_THE TASK_
Every line that holds "Deck" should be shown.

_INFORMATION PROVIDED_
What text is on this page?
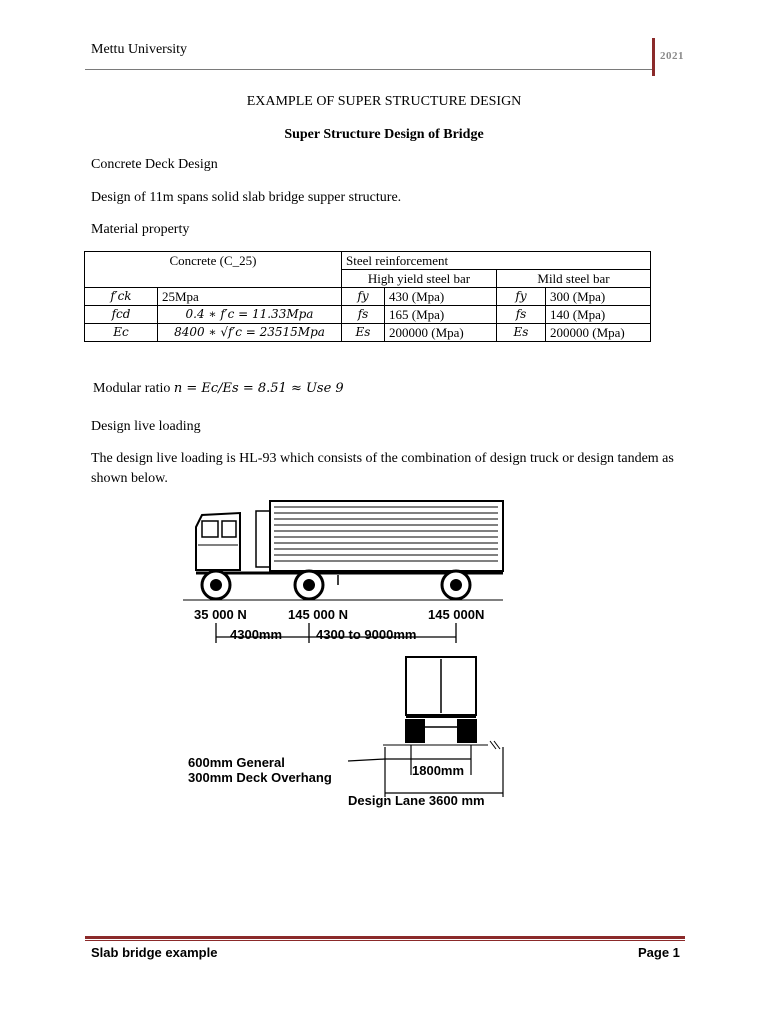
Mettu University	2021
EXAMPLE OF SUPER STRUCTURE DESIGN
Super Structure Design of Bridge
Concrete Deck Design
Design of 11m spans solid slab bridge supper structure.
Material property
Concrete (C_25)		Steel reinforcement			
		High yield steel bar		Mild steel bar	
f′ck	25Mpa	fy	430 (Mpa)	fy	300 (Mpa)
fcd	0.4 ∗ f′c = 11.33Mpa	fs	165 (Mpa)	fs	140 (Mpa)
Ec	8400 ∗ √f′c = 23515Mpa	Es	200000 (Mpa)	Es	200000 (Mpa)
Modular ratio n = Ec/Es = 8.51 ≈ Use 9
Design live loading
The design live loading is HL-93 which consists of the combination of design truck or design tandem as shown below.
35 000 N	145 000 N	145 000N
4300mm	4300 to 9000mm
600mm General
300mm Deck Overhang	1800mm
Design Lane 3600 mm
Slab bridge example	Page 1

...

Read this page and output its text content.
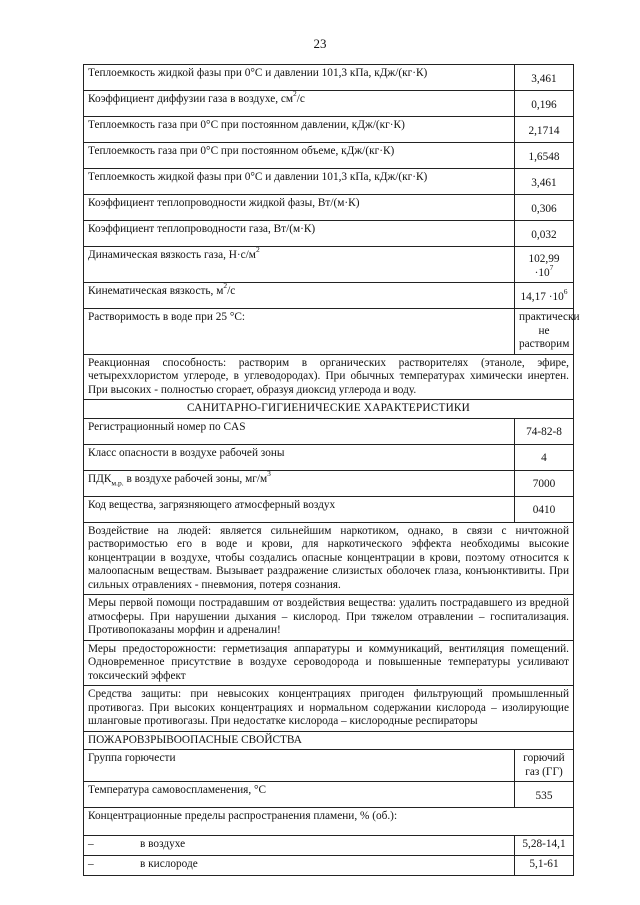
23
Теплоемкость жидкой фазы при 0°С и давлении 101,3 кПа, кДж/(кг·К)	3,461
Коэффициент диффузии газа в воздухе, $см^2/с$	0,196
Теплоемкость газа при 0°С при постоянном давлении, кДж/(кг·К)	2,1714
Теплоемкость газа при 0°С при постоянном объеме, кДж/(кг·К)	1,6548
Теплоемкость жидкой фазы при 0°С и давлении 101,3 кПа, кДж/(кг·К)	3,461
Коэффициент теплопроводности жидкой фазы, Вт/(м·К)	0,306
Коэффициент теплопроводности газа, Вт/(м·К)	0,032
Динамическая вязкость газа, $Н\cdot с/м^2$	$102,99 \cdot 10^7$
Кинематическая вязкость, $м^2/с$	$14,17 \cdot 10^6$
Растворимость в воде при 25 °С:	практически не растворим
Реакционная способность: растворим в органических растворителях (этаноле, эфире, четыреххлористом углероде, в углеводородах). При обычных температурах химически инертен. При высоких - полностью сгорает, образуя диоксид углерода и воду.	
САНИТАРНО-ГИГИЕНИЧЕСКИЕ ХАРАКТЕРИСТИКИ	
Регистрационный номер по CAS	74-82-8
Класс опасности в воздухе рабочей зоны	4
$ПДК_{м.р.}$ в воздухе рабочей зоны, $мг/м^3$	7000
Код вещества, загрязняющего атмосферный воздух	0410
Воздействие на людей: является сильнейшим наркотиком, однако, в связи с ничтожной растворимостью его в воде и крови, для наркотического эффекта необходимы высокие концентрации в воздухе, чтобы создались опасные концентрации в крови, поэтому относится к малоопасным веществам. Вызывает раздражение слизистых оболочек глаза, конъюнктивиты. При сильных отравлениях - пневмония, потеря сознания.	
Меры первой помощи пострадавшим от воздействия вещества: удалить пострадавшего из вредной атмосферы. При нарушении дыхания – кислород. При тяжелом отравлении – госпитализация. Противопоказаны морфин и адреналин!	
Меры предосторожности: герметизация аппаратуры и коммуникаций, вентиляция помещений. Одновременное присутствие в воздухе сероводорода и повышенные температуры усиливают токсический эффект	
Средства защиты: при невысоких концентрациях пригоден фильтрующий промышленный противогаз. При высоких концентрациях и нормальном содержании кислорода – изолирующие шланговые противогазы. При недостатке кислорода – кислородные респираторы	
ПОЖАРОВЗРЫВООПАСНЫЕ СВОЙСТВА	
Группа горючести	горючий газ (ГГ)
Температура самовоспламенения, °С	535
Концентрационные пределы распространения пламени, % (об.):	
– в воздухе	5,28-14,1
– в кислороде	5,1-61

_IN RESPONSE_
Concrete Deck Design
300mm Deck Overhang	1800mm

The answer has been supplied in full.